# Dataset extract
╔══
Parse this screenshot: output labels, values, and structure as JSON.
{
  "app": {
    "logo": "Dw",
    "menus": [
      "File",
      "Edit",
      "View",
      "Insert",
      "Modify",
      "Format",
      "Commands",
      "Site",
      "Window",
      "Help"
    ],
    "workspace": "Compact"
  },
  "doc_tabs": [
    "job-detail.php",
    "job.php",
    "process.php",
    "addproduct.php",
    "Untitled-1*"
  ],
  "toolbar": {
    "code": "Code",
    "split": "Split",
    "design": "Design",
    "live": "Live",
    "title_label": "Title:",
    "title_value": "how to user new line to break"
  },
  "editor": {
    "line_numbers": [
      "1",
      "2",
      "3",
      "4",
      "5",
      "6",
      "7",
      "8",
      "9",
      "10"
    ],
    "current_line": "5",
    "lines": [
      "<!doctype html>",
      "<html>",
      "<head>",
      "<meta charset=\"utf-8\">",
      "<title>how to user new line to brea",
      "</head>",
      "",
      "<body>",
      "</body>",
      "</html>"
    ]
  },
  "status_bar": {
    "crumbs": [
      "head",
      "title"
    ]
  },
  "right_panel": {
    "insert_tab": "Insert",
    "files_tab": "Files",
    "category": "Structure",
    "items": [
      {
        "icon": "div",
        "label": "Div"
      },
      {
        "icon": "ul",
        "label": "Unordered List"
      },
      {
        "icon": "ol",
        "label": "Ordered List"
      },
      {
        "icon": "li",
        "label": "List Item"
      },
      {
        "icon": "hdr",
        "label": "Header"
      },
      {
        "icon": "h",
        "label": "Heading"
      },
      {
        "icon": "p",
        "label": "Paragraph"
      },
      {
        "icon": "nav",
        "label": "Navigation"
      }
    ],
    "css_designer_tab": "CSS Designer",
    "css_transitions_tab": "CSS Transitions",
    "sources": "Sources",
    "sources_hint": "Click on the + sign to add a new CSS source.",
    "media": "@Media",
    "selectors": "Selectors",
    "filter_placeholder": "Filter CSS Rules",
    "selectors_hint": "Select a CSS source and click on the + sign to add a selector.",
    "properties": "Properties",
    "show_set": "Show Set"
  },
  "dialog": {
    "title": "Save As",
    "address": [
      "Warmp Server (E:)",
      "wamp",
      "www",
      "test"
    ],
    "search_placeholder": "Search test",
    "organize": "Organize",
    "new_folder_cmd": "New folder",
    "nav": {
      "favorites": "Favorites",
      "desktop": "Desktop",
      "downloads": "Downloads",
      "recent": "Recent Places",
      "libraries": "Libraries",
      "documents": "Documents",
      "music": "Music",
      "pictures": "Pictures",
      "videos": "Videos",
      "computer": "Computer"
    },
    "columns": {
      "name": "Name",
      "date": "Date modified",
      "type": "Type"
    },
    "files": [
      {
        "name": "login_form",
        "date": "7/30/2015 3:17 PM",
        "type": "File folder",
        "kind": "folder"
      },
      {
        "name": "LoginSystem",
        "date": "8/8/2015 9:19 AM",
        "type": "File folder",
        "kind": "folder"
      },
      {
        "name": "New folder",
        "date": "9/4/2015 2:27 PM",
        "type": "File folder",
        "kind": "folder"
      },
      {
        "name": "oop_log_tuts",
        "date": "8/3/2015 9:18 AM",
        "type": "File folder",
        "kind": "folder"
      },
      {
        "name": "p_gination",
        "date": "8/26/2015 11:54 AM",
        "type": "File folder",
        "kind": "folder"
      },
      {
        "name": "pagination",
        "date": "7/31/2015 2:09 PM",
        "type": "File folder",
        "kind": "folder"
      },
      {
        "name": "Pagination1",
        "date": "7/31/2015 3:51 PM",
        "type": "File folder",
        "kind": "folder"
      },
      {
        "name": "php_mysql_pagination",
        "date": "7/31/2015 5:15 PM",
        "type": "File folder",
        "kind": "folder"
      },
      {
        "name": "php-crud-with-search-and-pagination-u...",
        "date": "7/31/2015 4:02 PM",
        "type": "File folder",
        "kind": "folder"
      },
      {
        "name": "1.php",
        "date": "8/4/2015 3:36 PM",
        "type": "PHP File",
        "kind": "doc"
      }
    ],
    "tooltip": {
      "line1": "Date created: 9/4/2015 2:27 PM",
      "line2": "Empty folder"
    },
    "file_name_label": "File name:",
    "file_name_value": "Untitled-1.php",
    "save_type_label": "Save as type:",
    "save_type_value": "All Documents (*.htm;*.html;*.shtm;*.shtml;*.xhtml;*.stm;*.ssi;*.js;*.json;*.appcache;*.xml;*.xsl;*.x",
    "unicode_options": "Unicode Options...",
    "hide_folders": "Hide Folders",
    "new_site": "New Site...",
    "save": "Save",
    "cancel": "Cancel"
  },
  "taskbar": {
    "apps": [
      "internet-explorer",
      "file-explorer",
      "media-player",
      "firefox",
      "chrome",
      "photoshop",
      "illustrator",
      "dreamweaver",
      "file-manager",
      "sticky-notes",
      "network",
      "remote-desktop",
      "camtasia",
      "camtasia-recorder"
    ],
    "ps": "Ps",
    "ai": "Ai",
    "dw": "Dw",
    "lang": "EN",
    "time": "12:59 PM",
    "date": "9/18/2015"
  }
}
╚══
# Task directions
From the entries above, list each line with "user" in it.

# Solution to this exercise
    "title_value": "how to user new line to break"
      "<title>how to user new line to brea",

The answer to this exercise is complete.